--- BEGIN RECORDS TO USE ---
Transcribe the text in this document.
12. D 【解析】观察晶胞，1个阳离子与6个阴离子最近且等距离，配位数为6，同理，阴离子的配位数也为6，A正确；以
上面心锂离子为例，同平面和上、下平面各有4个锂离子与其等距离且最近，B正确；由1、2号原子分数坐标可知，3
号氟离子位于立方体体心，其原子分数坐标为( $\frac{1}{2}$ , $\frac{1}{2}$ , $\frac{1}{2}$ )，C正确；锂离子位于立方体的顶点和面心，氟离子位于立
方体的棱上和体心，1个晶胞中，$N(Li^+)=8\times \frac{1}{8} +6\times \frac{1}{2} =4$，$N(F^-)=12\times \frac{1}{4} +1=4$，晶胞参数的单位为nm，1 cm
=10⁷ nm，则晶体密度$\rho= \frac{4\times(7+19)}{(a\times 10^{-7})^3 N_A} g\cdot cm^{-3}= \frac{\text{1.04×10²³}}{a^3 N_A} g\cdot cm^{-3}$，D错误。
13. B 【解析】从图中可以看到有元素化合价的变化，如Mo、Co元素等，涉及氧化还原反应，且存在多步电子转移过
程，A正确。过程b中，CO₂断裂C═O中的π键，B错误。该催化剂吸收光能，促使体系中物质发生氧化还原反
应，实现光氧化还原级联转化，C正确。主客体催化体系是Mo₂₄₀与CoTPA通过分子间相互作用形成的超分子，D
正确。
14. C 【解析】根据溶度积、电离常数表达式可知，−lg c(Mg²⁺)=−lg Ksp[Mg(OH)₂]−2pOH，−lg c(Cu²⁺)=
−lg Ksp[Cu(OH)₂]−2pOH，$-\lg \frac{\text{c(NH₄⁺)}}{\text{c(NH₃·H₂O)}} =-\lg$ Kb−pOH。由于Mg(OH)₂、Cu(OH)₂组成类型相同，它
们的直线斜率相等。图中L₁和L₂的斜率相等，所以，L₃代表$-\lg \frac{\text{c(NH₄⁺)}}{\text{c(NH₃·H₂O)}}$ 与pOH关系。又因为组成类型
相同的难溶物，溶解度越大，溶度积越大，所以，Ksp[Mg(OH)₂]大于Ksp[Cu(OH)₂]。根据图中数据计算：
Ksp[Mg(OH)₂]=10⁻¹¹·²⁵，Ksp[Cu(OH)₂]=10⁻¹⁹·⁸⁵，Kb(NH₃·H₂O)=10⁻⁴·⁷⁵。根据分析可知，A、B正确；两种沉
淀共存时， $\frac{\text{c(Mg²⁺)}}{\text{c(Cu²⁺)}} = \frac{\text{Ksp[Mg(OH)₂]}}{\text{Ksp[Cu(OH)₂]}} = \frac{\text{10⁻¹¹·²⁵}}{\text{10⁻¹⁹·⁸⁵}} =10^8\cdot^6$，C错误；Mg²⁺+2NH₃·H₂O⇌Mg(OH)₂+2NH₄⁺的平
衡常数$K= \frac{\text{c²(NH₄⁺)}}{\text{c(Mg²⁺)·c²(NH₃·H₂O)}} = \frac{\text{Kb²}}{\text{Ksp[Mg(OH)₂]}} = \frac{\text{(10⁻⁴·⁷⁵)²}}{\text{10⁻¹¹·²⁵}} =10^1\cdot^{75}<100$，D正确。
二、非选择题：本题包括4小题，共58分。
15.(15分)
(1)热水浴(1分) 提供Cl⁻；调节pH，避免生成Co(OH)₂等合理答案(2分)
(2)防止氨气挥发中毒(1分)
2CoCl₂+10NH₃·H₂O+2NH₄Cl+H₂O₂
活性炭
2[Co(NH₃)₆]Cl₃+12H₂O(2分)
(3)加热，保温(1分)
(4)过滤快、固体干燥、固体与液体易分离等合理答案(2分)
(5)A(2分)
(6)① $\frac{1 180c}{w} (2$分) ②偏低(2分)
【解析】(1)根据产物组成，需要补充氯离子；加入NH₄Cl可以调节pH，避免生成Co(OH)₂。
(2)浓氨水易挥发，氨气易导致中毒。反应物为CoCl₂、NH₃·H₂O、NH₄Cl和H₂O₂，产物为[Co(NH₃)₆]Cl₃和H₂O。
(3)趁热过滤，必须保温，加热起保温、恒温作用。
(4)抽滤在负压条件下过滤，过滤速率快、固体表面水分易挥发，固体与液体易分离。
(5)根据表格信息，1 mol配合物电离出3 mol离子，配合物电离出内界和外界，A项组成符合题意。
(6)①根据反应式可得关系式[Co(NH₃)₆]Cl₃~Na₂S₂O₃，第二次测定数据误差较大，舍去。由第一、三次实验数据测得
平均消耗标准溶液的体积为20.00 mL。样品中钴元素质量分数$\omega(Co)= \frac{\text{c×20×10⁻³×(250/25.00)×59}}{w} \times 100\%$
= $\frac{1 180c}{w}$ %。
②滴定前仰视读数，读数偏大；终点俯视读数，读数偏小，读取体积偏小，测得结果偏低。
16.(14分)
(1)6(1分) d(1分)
--- END RECORDS TO USE ---
Transcribe each record exactly. Leave nothing out.

OUTPUT OF THE TASK:
Transcribe the text in this document.
12. D 【解析】观察晶胞，1个阳离子与6个阴离子最近且等距离，配位数为6，同理，阴离子的配位数也为6，A正确；以
上面心锂离子为例，同平面和上、下平面各有4个锂离子与其等距离且最近，B正确；由1、2号原子分数坐标可知，3
号氟离子位于立方体体心，其原子分数坐标为( $\frac{1}{2}$ , $\frac{1}{2}$ , $\frac{1}{2}$ )，C正确；锂离子位于立方体的顶点和面心，氟离子位于立
方体的棱上和体心，1个晶胞中，$N(Li^+)=8\times \frac{1}{8} +6\times \frac{1}{2} =4$，$N(F^-)=12\times \frac{1}{4} +1=4$，晶胞参数的单位为nm，1 cm
=10⁷ nm，则晶体密度$\rho= \frac{4\times(7+19)}{(a\times 10^{-7})^3 N_A} g\cdot cm^{-3}= \frac{\text{1.04×10²³}}{a^3 N_A} g\cdot cm^{-3}$，D错误。
13. B 【解析】从图中可以看到有元素化合价的变化，如Mo、Co元素等，涉及氧化还原反应，且存在多步电子转移过
程，A正确。过程b中，CO₂断裂C═O中的π键，B错误。该催化剂吸收光能，促使体系中物质发生氧化还原反
应，实现光氧化还原级联转化，C正确。主客体催化体系是Mo₂₄₀与CoTPA通过分子间相互作用形成的超分子，D
正确。
14. C 【解析】根据溶度积、电离常数表达式可知，−lg c(Mg²⁺)=−lg Ksp[Mg(OH)₂]−2pOH，−lg c(Cu²⁺)=
−lg Ksp[Cu(OH)₂]−2pOH，$-\lg \frac{\text{c(NH₄⁺)}}{\text{c(NH₃·H₂O)}} =-\lg$ Kb−pOH。由于Mg(OH)₂、Cu(OH)₂组成类型相同，它
们的直线斜率相等。图中L₁和L₂的斜率相等，所以，L₃代表$-\lg \frac{\text{c(NH₄⁺)}}{\text{c(NH₃·H₂O)}}$ 与pOH关系。又因为组成类型
相同的难溶物，溶解度越大，溶度积越大，所以，Ksp[Mg(OH)₂]大于Ksp[Cu(OH)₂]。根据图中数据计算：
Ksp[Mg(OH)₂]=10⁻¹¹·²⁵，Ksp[Cu(OH)₂]=10⁻¹⁹·⁸⁵，Kb(NH₃·H₂O)=10⁻⁴·⁷⁵。根据分析可知，A、B正确；两种沉
淀共存时， $\frac{\text{c(Mg²⁺)}}{\text{c(Cu²⁺)}} = \frac{\text{Ksp[Mg(OH)₂]}}{\text{Ksp[Cu(OH)₂]}} = \frac{\text{10⁻¹¹·²⁵}}{\text{10⁻¹⁹·⁸⁵}} =10^8\cdot^6$，C错误；Mg²⁺+2NH₃·H₂O⇌Mg(OH)₂+2NH₄⁺的平
衡常数$K= \frac{\text{c²(NH₄⁺)}}{\text{c(Mg²⁺)·c²(NH₃·H₂O)}} = \frac{\text{Kb²}}{\text{Ksp[Mg(OH)₂]}} = \frac{\text{(10⁻⁴·⁷⁵)²}}{\text{10⁻¹¹·²⁵}} =10^1\cdot^{75}<100$，D正确。
二、非选择题：本题包括4小题，共58分。
15.(15分)
(1)热水浴(1分) 提供Cl⁻；调节pH，避免生成Co(OH)₂等合理答案(2分)
(2)防止氨气挥发中毒(1分)
2CoCl₂+10NH₃·H₂O+2NH₄Cl+H₂O₂
活性炭
2[Co(NH₃)₆]Cl₃+12H₂O(2分)
(3)加热，保温(1分)
(4)过滤快、固体干燥、固体与液体易分离等合理答案(2分)
(5)A(2分)
(6)① $\frac{1 180c}{w} (2$分) ②偏低(2分)
【解析】(1)根据产物组成，需要补充氯离子；加入NH₄Cl可以调节pH，避免生成Co(OH)₂。
(2)浓氨水易挥发，氨气易导致中毒。反应物为CoCl₂、NH₃·H₂O、NH₄Cl和H₂O₂，产物为[Co(NH₃)₆]Cl₃和H₂O。
(3)趁热过滤，必须保温，加热起保温、恒温作用。
(4)抽滤在负压条件下过滤，过滤速率快、固体表面水分易挥发，固体与液体易分离。
(5)根据表格信息，1 mol配合物电离出3 mol离子，配合物电离出内界和外界，A项组成符合题意。
(6)①根据反应式可得关系式[Co(NH₃)₆]Cl₃~Na₂S₂O₃，第二次测定数据误差较大，舍去。由第一、三次实验数据测得
平均消耗标准溶液的体积为20.00 mL。样品中钴元素质量分数$\omega(Co)= \frac{\text{c×20×10⁻³×(250/25.00)×59}}{w} \times 100\%$
= $\frac{1 180c}{w}$ %。
②滴定前仰视读数，读数偏大；终点俯视读数，读数偏小，读取体积偏小，测得结果偏低。
16.(14分)
(1)6(1分) d(1分)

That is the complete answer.